*** DATASET CONTENT

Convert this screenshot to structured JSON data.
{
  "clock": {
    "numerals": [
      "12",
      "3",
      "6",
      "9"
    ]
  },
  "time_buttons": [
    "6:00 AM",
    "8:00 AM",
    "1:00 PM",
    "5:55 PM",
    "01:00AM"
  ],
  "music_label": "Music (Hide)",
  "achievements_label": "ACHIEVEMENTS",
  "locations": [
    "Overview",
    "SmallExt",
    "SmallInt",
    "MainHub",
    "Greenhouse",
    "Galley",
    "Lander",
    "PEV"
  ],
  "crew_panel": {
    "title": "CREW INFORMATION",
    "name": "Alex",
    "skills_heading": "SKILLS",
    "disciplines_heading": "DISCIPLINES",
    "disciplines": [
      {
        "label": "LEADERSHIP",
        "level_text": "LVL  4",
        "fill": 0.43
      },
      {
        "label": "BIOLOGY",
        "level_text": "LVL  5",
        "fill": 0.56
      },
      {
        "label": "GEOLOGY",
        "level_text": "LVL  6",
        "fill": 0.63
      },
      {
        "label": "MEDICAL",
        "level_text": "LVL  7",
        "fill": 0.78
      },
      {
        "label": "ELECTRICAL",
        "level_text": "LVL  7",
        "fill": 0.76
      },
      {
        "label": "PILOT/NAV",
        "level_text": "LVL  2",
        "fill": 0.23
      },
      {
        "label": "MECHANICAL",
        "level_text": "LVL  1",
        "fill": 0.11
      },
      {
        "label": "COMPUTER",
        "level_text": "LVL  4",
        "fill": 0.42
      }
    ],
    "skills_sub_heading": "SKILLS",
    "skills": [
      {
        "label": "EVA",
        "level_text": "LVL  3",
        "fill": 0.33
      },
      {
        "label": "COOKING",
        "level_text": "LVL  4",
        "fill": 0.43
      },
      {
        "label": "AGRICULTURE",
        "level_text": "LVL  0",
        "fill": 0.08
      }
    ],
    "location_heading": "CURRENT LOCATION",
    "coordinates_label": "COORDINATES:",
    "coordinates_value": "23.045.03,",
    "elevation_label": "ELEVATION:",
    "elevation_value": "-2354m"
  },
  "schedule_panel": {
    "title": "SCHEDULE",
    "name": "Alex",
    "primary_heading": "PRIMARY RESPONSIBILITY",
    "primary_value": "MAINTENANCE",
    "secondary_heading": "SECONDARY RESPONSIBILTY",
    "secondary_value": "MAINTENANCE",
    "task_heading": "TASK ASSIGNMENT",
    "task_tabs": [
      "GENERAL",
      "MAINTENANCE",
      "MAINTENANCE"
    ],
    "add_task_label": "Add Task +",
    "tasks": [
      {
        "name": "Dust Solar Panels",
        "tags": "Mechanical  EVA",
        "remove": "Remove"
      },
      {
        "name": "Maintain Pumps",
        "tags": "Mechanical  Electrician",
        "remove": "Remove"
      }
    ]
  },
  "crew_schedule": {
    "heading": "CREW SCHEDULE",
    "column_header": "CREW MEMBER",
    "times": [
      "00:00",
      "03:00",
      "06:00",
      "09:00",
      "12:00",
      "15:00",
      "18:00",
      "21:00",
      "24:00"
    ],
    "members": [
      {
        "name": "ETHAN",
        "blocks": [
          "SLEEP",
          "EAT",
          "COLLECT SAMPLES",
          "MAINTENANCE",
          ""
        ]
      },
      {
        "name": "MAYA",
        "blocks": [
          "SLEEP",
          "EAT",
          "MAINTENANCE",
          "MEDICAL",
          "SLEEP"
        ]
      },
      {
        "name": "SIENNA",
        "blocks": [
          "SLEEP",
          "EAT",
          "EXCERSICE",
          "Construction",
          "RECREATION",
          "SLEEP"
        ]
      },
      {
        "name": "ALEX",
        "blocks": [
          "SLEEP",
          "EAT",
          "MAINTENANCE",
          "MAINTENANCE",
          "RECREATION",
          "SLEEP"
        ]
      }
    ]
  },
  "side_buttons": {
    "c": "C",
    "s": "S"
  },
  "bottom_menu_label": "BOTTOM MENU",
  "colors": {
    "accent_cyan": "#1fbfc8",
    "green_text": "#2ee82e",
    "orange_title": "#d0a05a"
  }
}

******

Check each line of the records for "fill" and copy the ones that contain it.

        "fill": 0.43
        "fill": 0.56
        "fill": 0.63
        "fill": 0.78
        "fill": 0.76
        "fill": 0.23
        "fill": 0.11
        "fill": 0.42
        "fill": 0.33
        "fill": 0.43
        "fill": 0.08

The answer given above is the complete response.